◆ **SET PROBLEM**: Find and copy each line of the records where the string "压覆重要矿产资源评估" shows up.

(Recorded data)
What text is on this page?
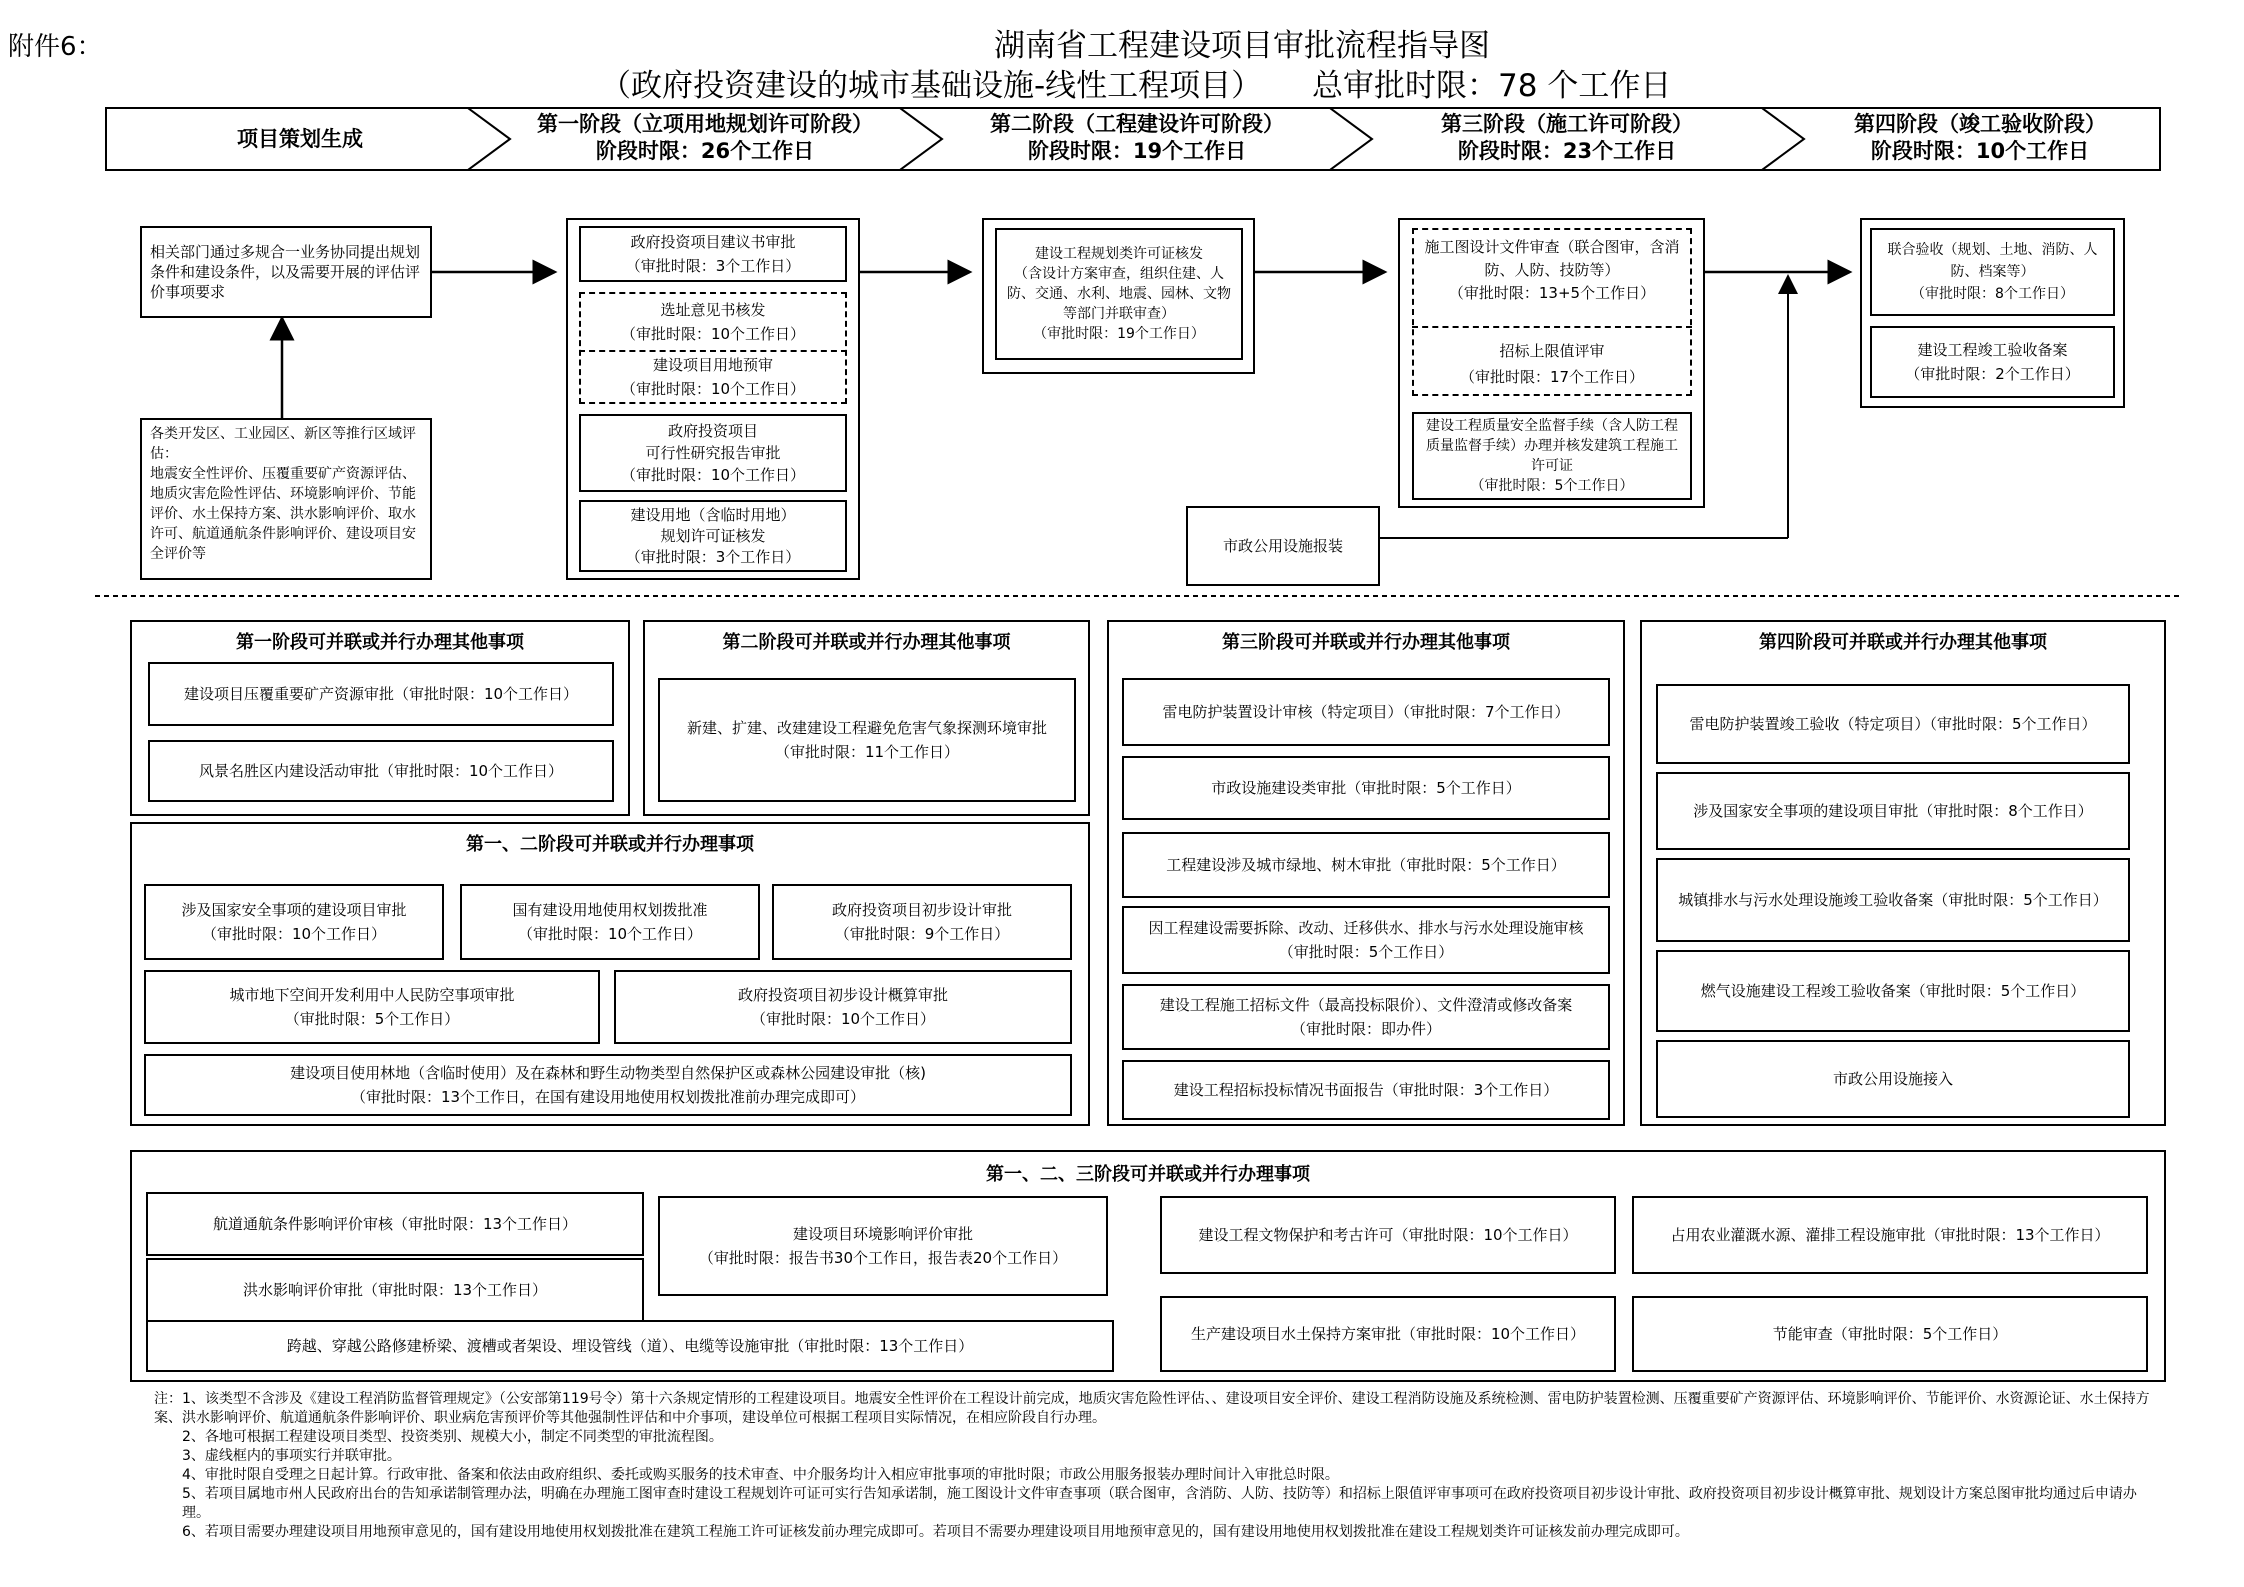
附件6：	湖南省工程建设项目审批流程指导图
（政府投资建设的城市基础设施-线性工程项目） 总审批时限：78 个工作日
项目策划生成
第一阶段（立项用地规划许可阶段）
阶段时限：26个工作日
第二阶段（工程建设许可阶段）
阶段时限：19个工作日
第三阶段（施工许可阶段）
阶段时限：23个工作日
第四阶段（竣工验收阶段）
阶段时限：10个工作日
相关部门通过多规合一业务协同提出规划条件和建设条件，以及需要开展的评估评价事项要求
各类开发区、工业园区、新区等推行区域评估：
地震安全性评价、压覆重要矿产资源评估、地质灾害危险性评估、环境影响评价、节能评价、水土保持方案、洪水影响评价、取水许可、航道通航条件影响评价、建设项目安全评价等
政府投资项目建议书审批
（审批时限：3个工作日）
选址意见书核发
（审批时限：10个工作日）
建设项目用地预审
（审批时限：10个工作日）
政府投资项目
可行性研究报告审批
（审批时限：10个工作日）
建设用地（含临时用地）
规划许可证核发
（审批时限：3个工作日）
建设工程规划类许可证核发
（含设计方案审查，组织住建、人防、交通、水利、地震、园林、文物等部门并联审查）
（审批时限：19个工作日）
施工图设计文件审查（联合图审，含消防、人防、技防等）
（审批时限：13+5个工作日）
招标上限值评审
（审批时限：17个工作日）
建设工程质量安全监督手续（含人防工程质量监督手续）办理并核发建筑工程施工许可证
（审批时限：5个工作日）
市政公用设施报装
联合验收（规划、土地、消防、人防、档案等）
（审批时限：8个工作日）
建设工程竣工验收备案
（审批时限：2个工作日）
第一阶段可并联或并行办理其他事项
建设项目压覆重要矿产资源审批（审批时限：10个工作日）
风景名胜区内建设活动审批（审批时限：10个工作日）
第二阶段可并联或并行办理其他事项
新建、扩建、改建建设工程避免危害气象探测环境审批
（审批时限：11个工作日）
第一、二阶段可并联或并行办理事项
涉及国家安全事项的建设项目审批
（审批时限：10个工作日）
国有建设用地使用权划拨批准
（审批时限：10个工作日）
政府投资项目初步设计审批
（审批时限：9个工作日）
城市地下空间开发利用中人民防空事项审批
（审批时限：5个工作日）
政府投资项目初步设计概算审批
（审批时限：10个工作日）
建设项目使用林地（含临时使用）及在森林和野生动物类型自然保护区或森林公园建设审批（核)
（审批时限：13个工作日，在国有建设用地使用权划拨批准前办理完成即可）
第三阶段可并联或并行办理其他事项
雷电防护装置设计审核（特定项目）（审批时限：7个工作日）
市政设施建设类审批（审批时限：5个工作日）
工程建设涉及城市绿地、树木审批（审批时限：5个工作日）
因工程建设需要拆除、改动、迁移供水、排水与污水处理设施审核
（审批时限：5个工作日）
建设工程施工招标文件（最高投标限价）、文件澄清或修改备案
（审批时限：即办件）
建设工程招标投标情况书面报告（审批时限：3个工作日）
第四阶段可并联或并行办理其他事项
雷电防护装置竣工验收（特定项目）（审批时限：5个工作日）
涉及国家安全事项的建设项目审批（审批时限：8个工作日）
城镇排水与污水处理设施竣工验收备案（审批时限：5个工作日）
燃气设施建设工程竣工验收备案（审批时限：5个工作日）
市政公用设施接入
第一、二、三阶段可并联或并行办理事项
航道通航条件影响评价审核（审批时限：13个工作日）
洪水影响评价审批（审批时限：13个工作日）
跨越、穿越公路修建桥梁、渡槽或者架设、埋设管线（道）、电缆等设施审批（审批时限：13个工作日）
建设项目环境影响评价审批
（审批时限：报告书30个工作日，报告表20个工作日）
建设工程文物保护和考古许可（审批时限：10个工作日）
生产建设项目水土保持方案审批（审批时限：10个工作日）
占用农业灌溉水源、灌排工程设施审批（审批时限：13个工作日）
节能审查（审批时限：5个工作日）
注：1、该类型不含涉及《建设工程消防监督管理规定》（公安部第119号令）第十六条规定情形的工程建设项目。地震安全性评价在工程设计前完成，地质灾害危险性评估、、建设项目安全评价、建设工程消防设施及系统检测、雷电防护装置检测、压覆重要矿产资源评估、环境影响评价、节能评价、水资源论证、水土保持方案、洪水影响评价、航道通航条件影响评价、职业病危害预评价等其他强制性评估和中介事项，建设单位可根据工程项目实际情况，在相应阶段自行办理。
2、各地可根据工程建设项目类型、投资类别、规模大小，制定不同类型的审批流程图。
3、虚线框内的事项实行并联审批。
4、审批时限自受理之日起计算。行政审批、备案和依法由政府组织、委托或购买服务的技术审查、中介服务均计入相应审批事项的审批时限；市政公用服务报装办理时间计入审批总时限。
5、若项目属地市州人民政府出台的告知承诺制管理办法，明确在办理施工图审查时建设工程规划许可证可实行告知承诺制，施工图设计文件审查事项（联合图审，含消防、人防、技防等）和招标上限值评审事项可在政府投资项目初步设计审批、政府投资项目初步设计概算审批、规划设计方案总图审批均通过后申请办理。
6、若项目需要办理建设项目用地预审意见的，国有建设用地使用权划拨批准在建筑工程施工许可证核发前办理完成即可。若项目不需要办理建设项目用地预审意见的，国有建设用地使用权划拨批准在建设工程规划类许可证核发前办理完成即可。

◆ **EXERCISE ANSWER**:
地震安全性评价、压覆重要矿产资源评估、地质灾害危险性评估、环境影响评价、节能评价、水土保持方案、洪水影响评价、取水许可、航道通航条件影响评价、建设项目安全评价等
注：1、该类型不含涉及《建设工程消防监督管理规定》（公安部第119号令）第十六条规定情形的工程建设项目。地震安全性评价在工程设计前完成，地质灾害危险性评估、、建设项目安全评价、建设工程消防设施及系统检测、雷电防护装置检测、压覆重要矿产资源评估、环境影响评价、节能评价、水资源论证、水土保持方案、洪水影响评价、航道通航条件影响评价、职业病危害预评价等其他强制性评估和中介事项，建设单位可根据工程项目实际情况，在相应阶段自行办理。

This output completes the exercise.